Data excerpts:
● ● ● ● ● ● ●
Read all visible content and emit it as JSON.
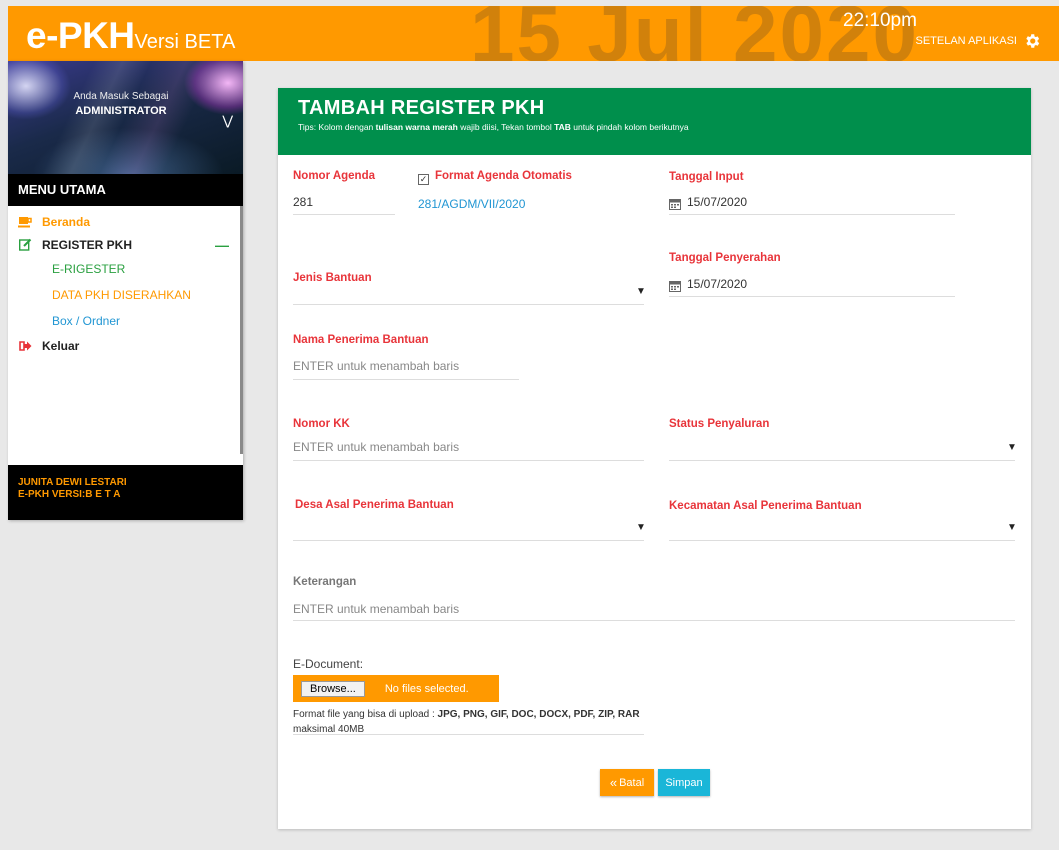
{
  "header": {
    "brand_main": "e-PKH",
    "brand_sub": "Versi BETA",
    "date_big": "15 Jul 2020",
    "time": "22:10pm",
    "settings_label": "SETELAN APLIKASI",
    "colors": {
      "bar": "#ff9900"
    }
  },
  "sidebar": {
    "profile_sub": "Anda Masuk Sebagai",
    "profile_role": "ADMINISTRATOR",
    "menu_title": "MENU UTAMA",
    "items": [
      {
        "label": "Beranda",
        "icon": "coffee-cup-icon"
      },
      {
        "label": "REGISTER PKH",
        "icon": "edit-icon"
      },
      {
        "label": "Keluar",
        "icon": "sign-out-icon"
      }
    ],
    "subitems": [
      {
        "label": "E-RIGESTER"
      },
      {
        "label": "DATA PKH DISERAHKAN"
      },
      {
        "label": "Box / Ordner"
      }
    ],
    "footer_name": "JUNITA DEWI LESTARI",
    "footer_version": "E-PKH VERSI:B E T A"
  },
  "form": {
    "title": "TAMBAH REGISTER PKH",
    "tips_pre": "Tips: Kolom dengan ",
    "tips_bold": "tulisan warna merah",
    "tips_mid": " wajib diisi, Tekan tombol ",
    "tips_tab": "TAB",
    "tips_post": " untuk pindah kolom berikutnya",
    "nomor_agenda_label": "Nomor Agenda",
    "nomor_agenda_value": "281",
    "format_otomatis_label": "Format Agenda Otomatis",
    "format_otomatis_value": "281/AGDM/VII/2020",
    "tanggal_input_label": "Tanggal Input",
    "tanggal_input_value": "15/07/2020",
    "tanggal_penyerahan_label": "Tanggal Penyerahan",
    "tanggal_penyerahan_value": "15/07/2020",
    "jenis_bantuan_label": "Jenis Bantuan",
    "nama_penerima_label": "Nama Penerima Bantuan",
    "nama_penerima_placeholder": "ENTER untuk menambah baris",
    "nomor_kk_label": "Nomor KK",
    "nomor_kk_placeholder": "ENTER untuk menambah baris",
    "status_penyaluran_label": "Status Penyaluran",
    "desa_label": "Desa Asal Penerima Bantuan",
    "kecamatan_label": "Kecamatan Asal Penerima Bantuan",
    "keterangan_label": "Keterangan",
    "keterangan_placeholder": "ENTER untuk menambah baris",
    "edoc_label": "E-Document:",
    "browse_label": "Browse...",
    "nofile_label": "No files selected.",
    "format_pre": "Format file yang bisa di upload : ",
    "format_types": "JPG, PNG, GIF, DOC, DOCX, PDF, ZIP, RAR",
    "format_max": "maksimal 40MB",
    "batal_label": "Batal",
    "simpan_label": "Simpan",
    "colors": {
      "header": "#008f4c",
      "required": "#e8343a",
      "link": "#2196d3"
    }
  }
}
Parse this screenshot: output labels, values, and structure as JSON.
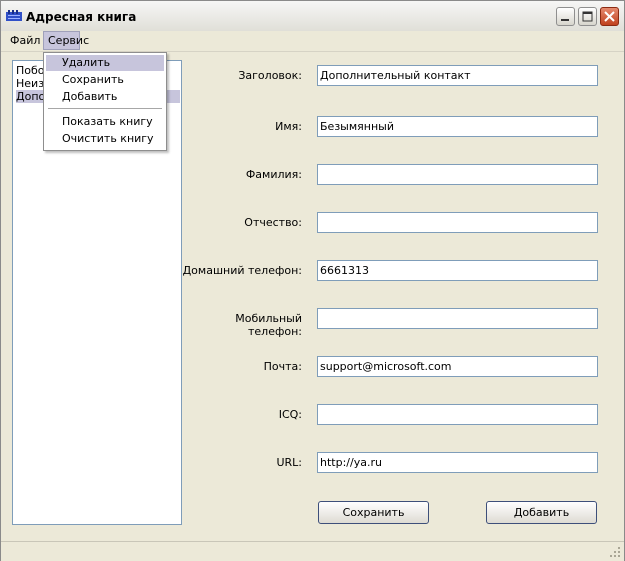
{
  "window": {
    "title": "Адресная книга"
  },
  "menubar": {
    "file": "Файл",
    "service": "Сервис"
  },
  "menu_service": {
    "items": [
      "Удалить",
      "Сохранить",
      "Добавить"
    ],
    "items2": [
      "Показать книгу",
      "Очистить книгу"
    ],
    "highlighted": "Удалить"
  },
  "contacts_list": {
    "items": [
      "Побоч",
      "Неизв",
      "Допо"
    ],
    "selected_index": 2
  },
  "form": {
    "fields": [
      {
        "label": "Заголовок:",
        "value": "Дополнительный контакт"
      },
      {
        "label": "Имя:",
        "value": "Безымянный"
      },
      {
        "label": "Фамилия:",
        "value": ""
      },
      {
        "label": "Отчество:",
        "value": ""
      },
      {
        "label": "Домашний телефон:",
        "value": "6661313"
      },
      {
        "label": "Мобильный телефон:",
        "value": ""
      },
      {
        "label": "Почта:",
        "value": "support@microsoft.com"
      },
      {
        "label": "ICQ:",
        "value": ""
      },
      {
        "label": "URL:",
        "value": "http://ya.ru"
      }
    ],
    "save_label": "Сохранить",
    "add_label": "Добавить"
  },
  "colors": {
    "accent_highlight": "#c7c5dc",
    "window_bg": "#ece9d8",
    "close_button": "#c0411e"
  },
  "icons": [
    "app-icon",
    "minimize-icon",
    "maximize-icon",
    "close-icon",
    "resize-grip-icon"
  ]
}
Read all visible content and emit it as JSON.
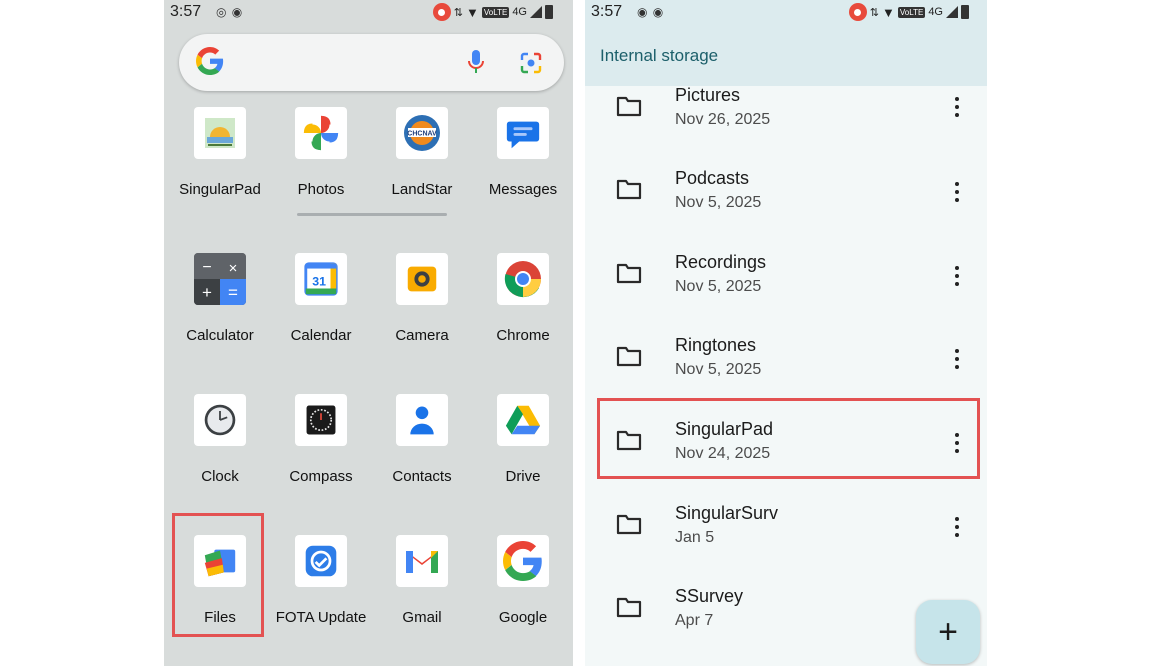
{
  "left_screen": {
    "status_time": "3:57",
    "network": "4G",
    "volte": "VoLTE",
    "apps": [
      {
        "label": "SingularPad",
        "icon": "singularpad-icon"
      },
      {
        "label": "Photos",
        "icon": "photos-icon"
      },
      {
        "label": "LandStar",
        "icon": "landstar-icon"
      },
      {
        "label": "Messages",
        "icon": "messages-icon"
      },
      {
        "label": "Calculator",
        "icon": "calculator-icon"
      },
      {
        "label": "Calendar",
        "icon": "calendar-icon"
      },
      {
        "label": "Camera",
        "icon": "camera-icon"
      },
      {
        "label": "Chrome",
        "icon": "chrome-icon"
      },
      {
        "label": "Clock",
        "icon": "clock-icon"
      },
      {
        "label": "Compass",
        "icon": "compass-icon"
      },
      {
        "label": "Contacts",
        "icon": "contacts-icon"
      },
      {
        "label": "Drive",
        "icon": "drive-icon"
      },
      {
        "label": "Files",
        "icon": "files-icon"
      },
      {
        "label": "FOTA Update",
        "icon": "fota-update-icon"
      },
      {
        "label": "Gmail",
        "icon": "gmail-icon"
      },
      {
        "label": "Google",
        "icon": "google-icon"
      }
    ],
    "calendar_day": "31",
    "landstar_badge": "CHCNAV",
    "highlight_color": "#e35252"
  },
  "right_screen": {
    "status_time": "3:57",
    "network": "4G",
    "volte": "VoLTE",
    "title": "Internal storage",
    "folders": [
      {
        "name": "Pictures",
        "date": "Nov 26, 2025"
      },
      {
        "name": "Podcasts",
        "date": "Nov 5, 2025"
      },
      {
        "name": "Recordings",
        "date": "Nov 5, 2025"
      },
      {
        "name": "Ringtones",
        "date": "Nov 5, 2025"
      },
      {
        "name": "SingularPad",
        "date": "Nov 24, 2025"
      },
      {
        "name": "SingularSurv",
        "date": "Jan 5"
      },
      {
        "name": "SSurvey",
        "date": "Apr 7"
      }
    ],
    "fab_label": "+",
    "highlight_color": "#e35252"
  }
}
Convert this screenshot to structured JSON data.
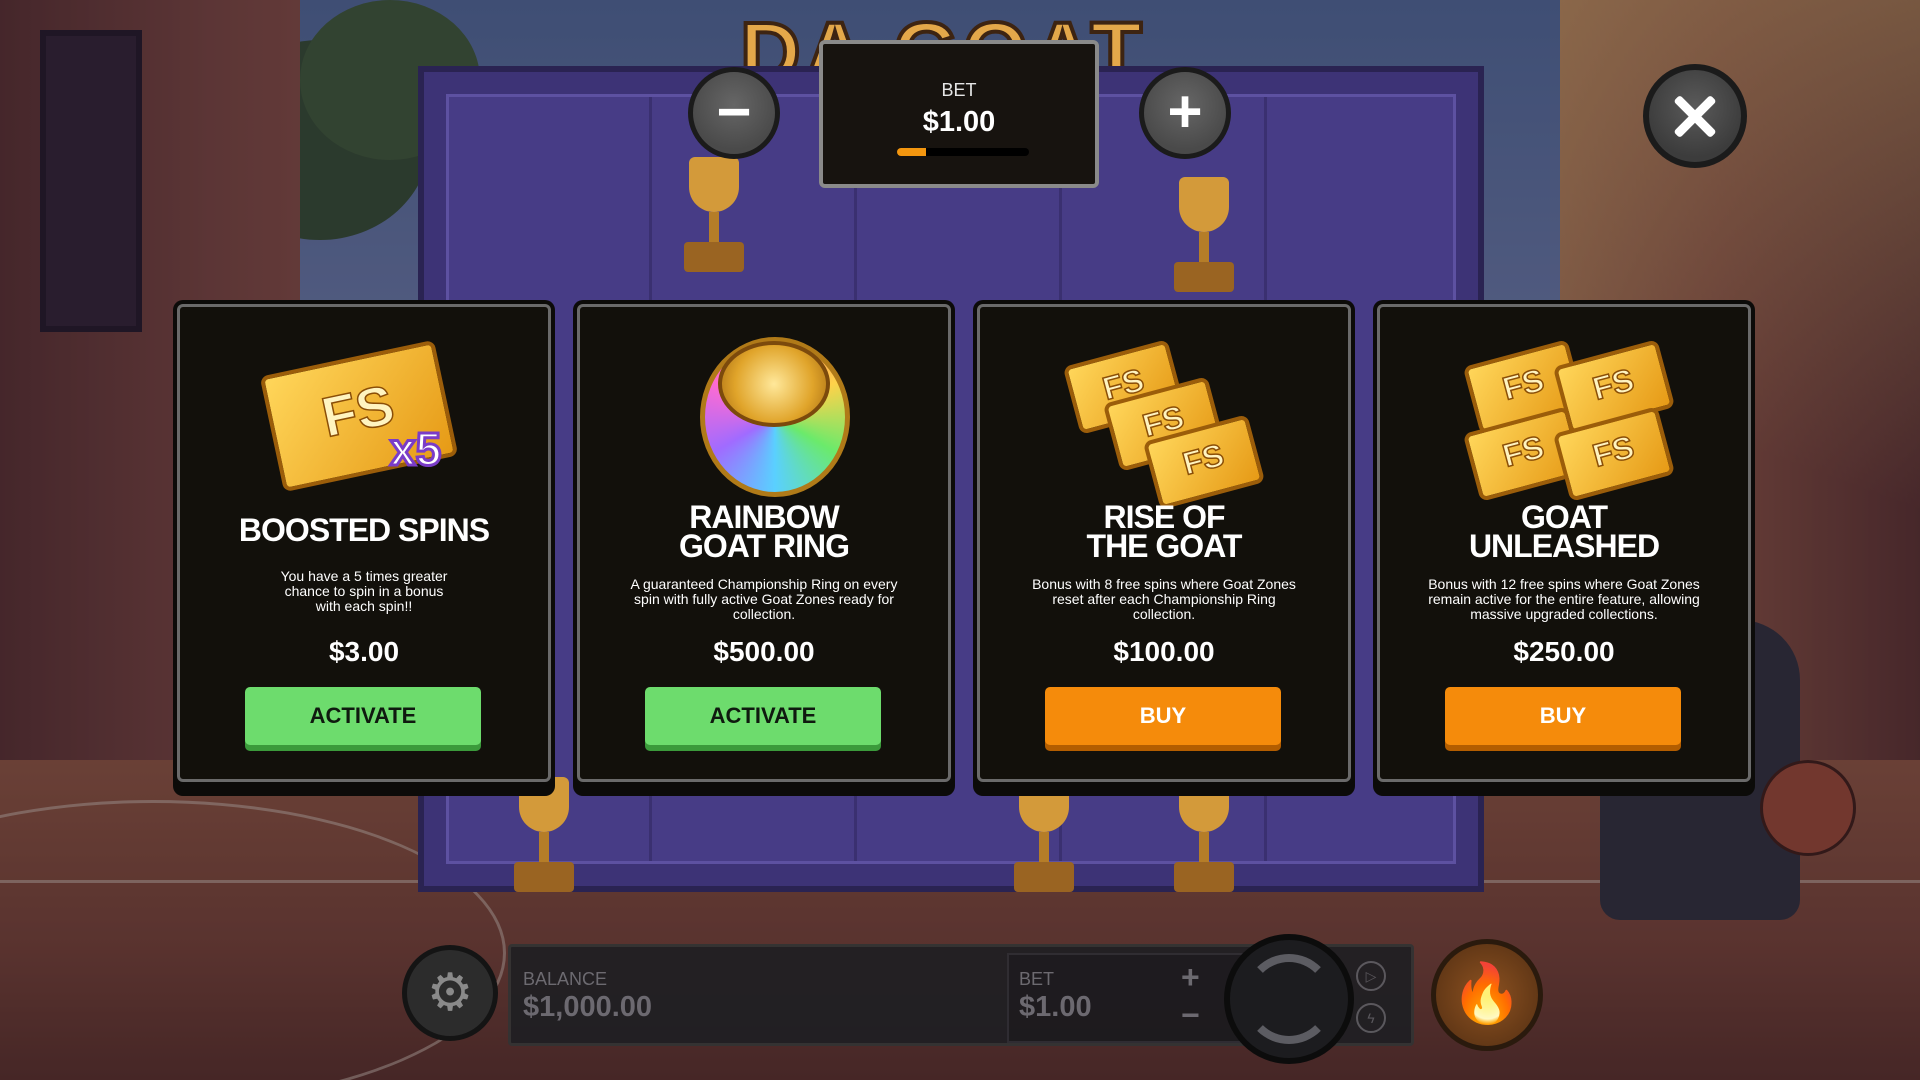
{
  "game": {
    "logo_text": "DA GOAT"
  },
  "bet_panel": {
    "label": "BET",
    "value": "$1.00",
    "level": 0.22,
    "minus_label": "−",
    "plus_label": "+"
  },
  "close_icon": "close-icon",
  "features": [
    {
      "title_line1": "BOOSTED SPINS",
      "title_line2": "",
      "description": "You have a 5 times greater chance to spin in a bonus with each spin!!",
      "price": "$3.00",
      "action": "ACTIVATE",
      "action_type": "activate",
      "art": {
        "ticket_text": "FS",
        "multiplier": "x5"
      }
    },
    {
      "title_line1": "RAINBOW",
      "title_line2": "GOAT RING",
      "description": "A guaranteed Championship Ring on every spin with fully active Goat Zones ready for collection.",
      "price": "$500.00",
      "action": "ACTIVATE",
      "action_type": "activate"
    },
    {
      "title_line1": "RISE OF",
      "title_line2": "THE GOAT",
      "description": "Bonus with 8 free spins where Goat Zones reset after each Championship Ring collection.",
      "price": "$100.00",
      "action": "BUY",
      "action_type": "buy",
      "art": {
        "ticket_text": "FS"
      }
    },
    {
      "title_line1": "GOAT",
      "title_line2": "UNLEASHED",
      "description": "Bonus with 12 free spins where Goat Zones remain active for the entire feature, allowing massive upgraded collections.",
      "price": "$250.00",
      "action": "BUY",
      "action_type": "buy",
      "art": {
        "ticket_text": "FS"
      }
    }
  ],
  "bottom_bar": {
    "balance_label": "BALANCE",
    "balance_value": "$1,000.00",
    "bet_label": "BET",
    "bet_value": "$1.00",
    "plus": "+",
    "minus": "−",
    "autoplay_icon": "▷",
    "turbo_icon": "ϟ",
    "settings_icon": "⚙",
    "fire_icon": "🔥"
  },
  "colors": {
    "activate": "#6ddc6d",
    "buy": "#f58b0b",
    "card_bg": "#12100b",
    "bet_level": "#f3960f"
  }
}
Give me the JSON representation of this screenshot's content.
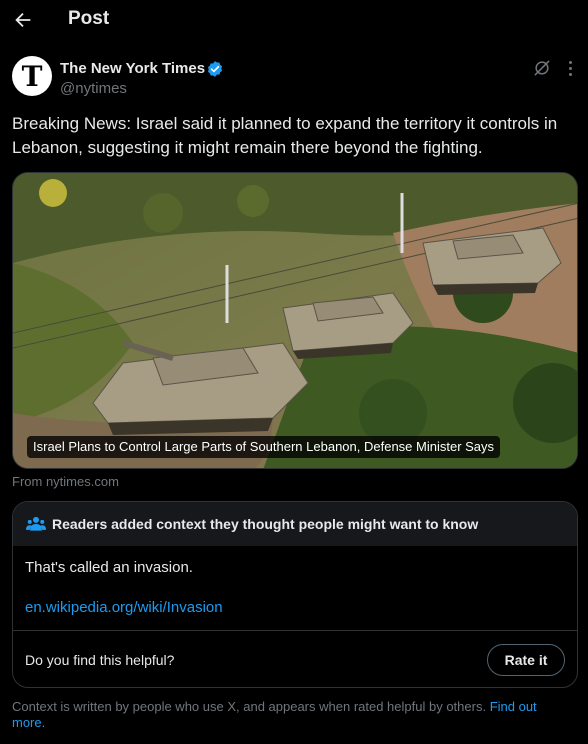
{
  "header": {
    "title": "Post",
    "back_icon": "arrow-left-icon"
  },
  "author": {
    "name": "The New York Times",
    "handle": "@nytimes",
    "avatar_letter": "T",
    "verified_color": "#1d9bf0"
  },
  "post": {
    "text": "Breaking News: Israel said it planned to expand the territory it controls in Lebanon, suggesting it might remain there beyond the fighting.",
    "card_caption": "Israel Plans to Control Large Parts of Southern Lebanon, Defense Minister Says",
    "source": "From nytimes.com"
  },
  "community_note": {
    "title": "Readers added context they thought people might want to know",
    "body": "That's called an invasion.",
    "link": "en.wikipedia.org/wiki/Invasion",
    "helpful_question": "Do you find this helpful?",
    "rate_button": "Rate it"
  },
  "footer": {
    "text": "Context is written by people who use X, and appears when rated helpful by others. ",
    "link": "Find out more."
  },
  "colors": {
    "accent": "#1d9bf0",
    "muted": "#71767b",
    "border": "#2f3336"
  }
}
● ● ● ● ● ● ●
Problem> Pull out every line containing "link".

Result for this exercise>
      "link": "#2196d3"
    "link": "en.wikipedia.org/wiki/Invasion",
    "link": "Find out more."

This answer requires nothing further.